[Collection entries]
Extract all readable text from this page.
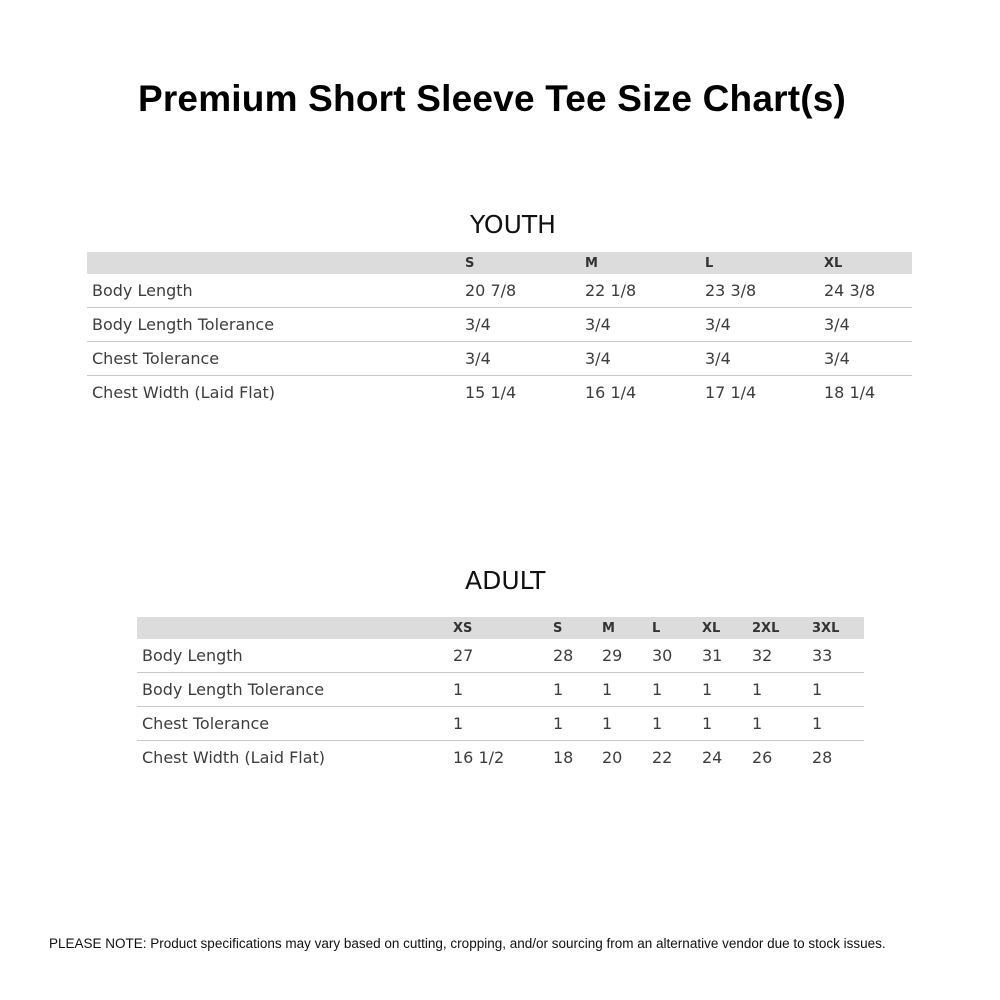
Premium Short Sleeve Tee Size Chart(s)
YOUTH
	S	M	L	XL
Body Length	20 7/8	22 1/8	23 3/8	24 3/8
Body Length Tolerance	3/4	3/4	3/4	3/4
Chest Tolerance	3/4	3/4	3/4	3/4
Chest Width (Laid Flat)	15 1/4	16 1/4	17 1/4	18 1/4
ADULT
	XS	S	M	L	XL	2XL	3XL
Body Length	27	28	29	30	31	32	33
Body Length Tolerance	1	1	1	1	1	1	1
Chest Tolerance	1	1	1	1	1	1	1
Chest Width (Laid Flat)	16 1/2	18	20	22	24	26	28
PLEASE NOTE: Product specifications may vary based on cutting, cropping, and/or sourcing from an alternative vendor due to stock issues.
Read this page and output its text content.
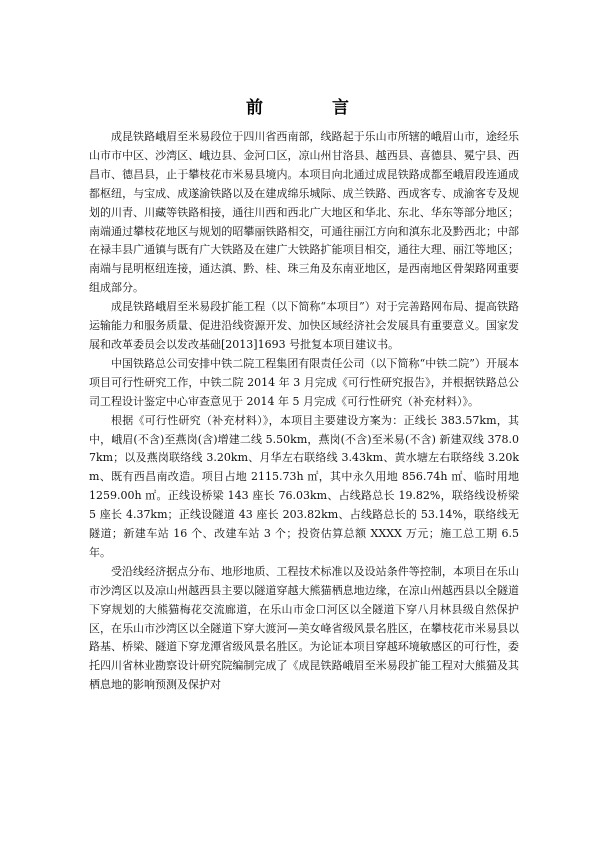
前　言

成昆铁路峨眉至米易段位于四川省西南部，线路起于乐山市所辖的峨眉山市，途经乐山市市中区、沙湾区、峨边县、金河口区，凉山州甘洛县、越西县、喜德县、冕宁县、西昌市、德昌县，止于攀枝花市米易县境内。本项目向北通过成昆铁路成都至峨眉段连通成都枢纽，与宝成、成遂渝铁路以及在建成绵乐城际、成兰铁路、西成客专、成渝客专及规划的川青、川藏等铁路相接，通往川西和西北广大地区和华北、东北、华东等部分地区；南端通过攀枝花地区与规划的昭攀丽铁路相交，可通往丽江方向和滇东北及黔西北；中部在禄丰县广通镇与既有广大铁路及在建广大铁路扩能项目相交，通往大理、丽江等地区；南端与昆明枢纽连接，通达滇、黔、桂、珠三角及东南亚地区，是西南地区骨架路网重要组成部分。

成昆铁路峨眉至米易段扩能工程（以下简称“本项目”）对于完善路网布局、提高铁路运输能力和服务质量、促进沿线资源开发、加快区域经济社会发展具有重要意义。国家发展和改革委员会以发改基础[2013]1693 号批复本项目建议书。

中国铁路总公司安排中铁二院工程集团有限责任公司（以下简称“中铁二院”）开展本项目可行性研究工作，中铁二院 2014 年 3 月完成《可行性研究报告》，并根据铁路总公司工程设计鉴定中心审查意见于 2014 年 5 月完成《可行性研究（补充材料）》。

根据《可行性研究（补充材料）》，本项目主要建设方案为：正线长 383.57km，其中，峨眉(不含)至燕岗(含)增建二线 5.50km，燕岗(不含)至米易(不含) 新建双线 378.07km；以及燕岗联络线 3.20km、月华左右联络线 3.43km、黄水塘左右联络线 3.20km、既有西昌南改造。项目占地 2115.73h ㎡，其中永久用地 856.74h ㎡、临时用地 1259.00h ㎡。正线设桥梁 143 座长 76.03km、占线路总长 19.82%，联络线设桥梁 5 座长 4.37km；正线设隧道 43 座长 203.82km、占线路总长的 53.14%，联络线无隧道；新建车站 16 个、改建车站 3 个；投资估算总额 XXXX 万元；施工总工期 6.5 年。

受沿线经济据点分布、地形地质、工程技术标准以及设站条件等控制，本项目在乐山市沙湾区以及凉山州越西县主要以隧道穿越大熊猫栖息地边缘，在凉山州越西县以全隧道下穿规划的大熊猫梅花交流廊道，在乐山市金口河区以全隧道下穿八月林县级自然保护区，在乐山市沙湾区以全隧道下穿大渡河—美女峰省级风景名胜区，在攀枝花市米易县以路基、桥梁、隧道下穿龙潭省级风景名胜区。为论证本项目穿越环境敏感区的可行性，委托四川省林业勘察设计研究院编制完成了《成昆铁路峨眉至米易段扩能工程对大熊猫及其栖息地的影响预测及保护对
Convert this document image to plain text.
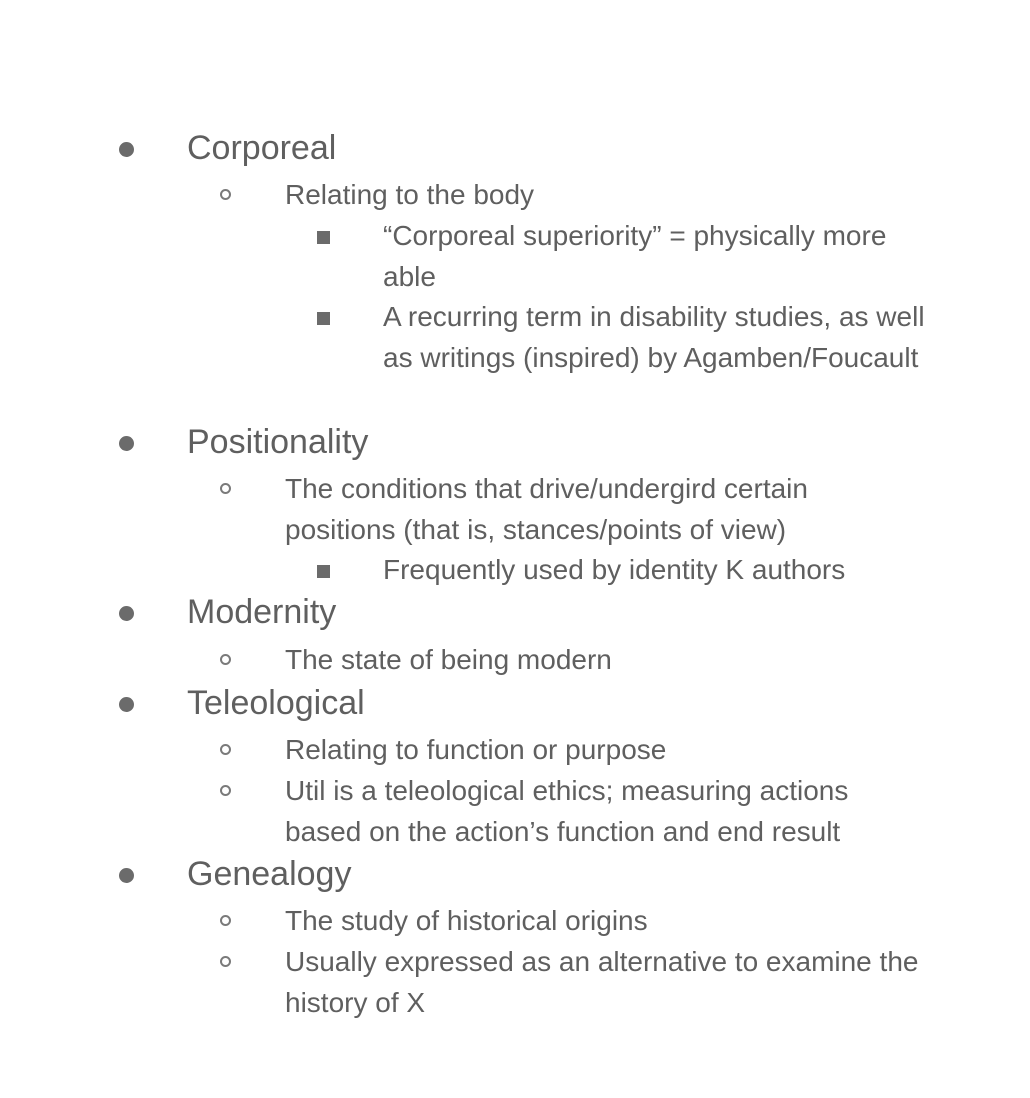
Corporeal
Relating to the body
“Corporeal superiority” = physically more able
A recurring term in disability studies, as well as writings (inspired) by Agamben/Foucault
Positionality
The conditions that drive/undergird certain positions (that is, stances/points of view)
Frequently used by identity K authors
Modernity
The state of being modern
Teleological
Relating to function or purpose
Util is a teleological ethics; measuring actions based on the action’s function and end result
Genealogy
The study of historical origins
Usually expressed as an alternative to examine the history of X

==

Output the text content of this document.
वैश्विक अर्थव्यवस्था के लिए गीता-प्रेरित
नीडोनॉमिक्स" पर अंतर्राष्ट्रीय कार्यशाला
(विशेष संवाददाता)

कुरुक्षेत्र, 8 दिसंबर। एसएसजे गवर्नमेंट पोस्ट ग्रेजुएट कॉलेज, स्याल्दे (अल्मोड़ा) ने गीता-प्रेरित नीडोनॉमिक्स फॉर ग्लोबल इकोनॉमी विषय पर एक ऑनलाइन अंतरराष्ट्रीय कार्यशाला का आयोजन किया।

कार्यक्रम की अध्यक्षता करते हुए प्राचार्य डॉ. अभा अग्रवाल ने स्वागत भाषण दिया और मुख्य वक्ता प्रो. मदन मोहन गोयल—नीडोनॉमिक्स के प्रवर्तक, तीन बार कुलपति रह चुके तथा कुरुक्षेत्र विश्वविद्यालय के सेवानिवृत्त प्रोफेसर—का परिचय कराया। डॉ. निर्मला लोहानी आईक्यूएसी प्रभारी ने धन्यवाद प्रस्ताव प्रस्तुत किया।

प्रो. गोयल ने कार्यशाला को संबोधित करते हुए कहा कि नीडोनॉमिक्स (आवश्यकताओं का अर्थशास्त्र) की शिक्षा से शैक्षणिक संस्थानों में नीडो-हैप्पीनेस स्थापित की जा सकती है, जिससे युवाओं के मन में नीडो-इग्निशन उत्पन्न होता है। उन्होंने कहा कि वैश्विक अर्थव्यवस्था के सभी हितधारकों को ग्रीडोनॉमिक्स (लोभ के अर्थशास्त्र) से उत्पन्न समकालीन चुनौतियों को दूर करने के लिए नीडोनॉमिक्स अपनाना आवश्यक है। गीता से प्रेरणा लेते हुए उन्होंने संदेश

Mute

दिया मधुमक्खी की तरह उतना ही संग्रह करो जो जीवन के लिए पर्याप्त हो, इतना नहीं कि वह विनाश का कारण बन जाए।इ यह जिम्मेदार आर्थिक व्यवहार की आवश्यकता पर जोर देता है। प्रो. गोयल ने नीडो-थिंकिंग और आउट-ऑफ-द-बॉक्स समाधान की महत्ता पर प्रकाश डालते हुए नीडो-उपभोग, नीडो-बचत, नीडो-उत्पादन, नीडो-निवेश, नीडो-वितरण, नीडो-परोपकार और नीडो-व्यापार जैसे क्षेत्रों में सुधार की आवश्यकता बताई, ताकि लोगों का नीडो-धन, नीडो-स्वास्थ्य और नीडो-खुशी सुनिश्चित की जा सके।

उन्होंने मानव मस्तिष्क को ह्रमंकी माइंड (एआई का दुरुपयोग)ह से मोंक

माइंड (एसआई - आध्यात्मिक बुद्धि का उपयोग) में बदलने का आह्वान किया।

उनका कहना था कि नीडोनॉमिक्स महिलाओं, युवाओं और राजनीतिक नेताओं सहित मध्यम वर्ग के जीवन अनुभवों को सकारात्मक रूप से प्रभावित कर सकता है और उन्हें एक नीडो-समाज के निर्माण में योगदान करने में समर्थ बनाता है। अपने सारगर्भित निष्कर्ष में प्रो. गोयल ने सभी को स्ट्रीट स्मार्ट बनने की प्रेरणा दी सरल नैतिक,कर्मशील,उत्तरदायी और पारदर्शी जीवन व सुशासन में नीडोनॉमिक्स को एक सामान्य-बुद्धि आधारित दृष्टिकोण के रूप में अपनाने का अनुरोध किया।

» **Directive**
From the material given, work out how many lines hold the string "以下简称"; state that number and nothing further.

» **Output of the task**
2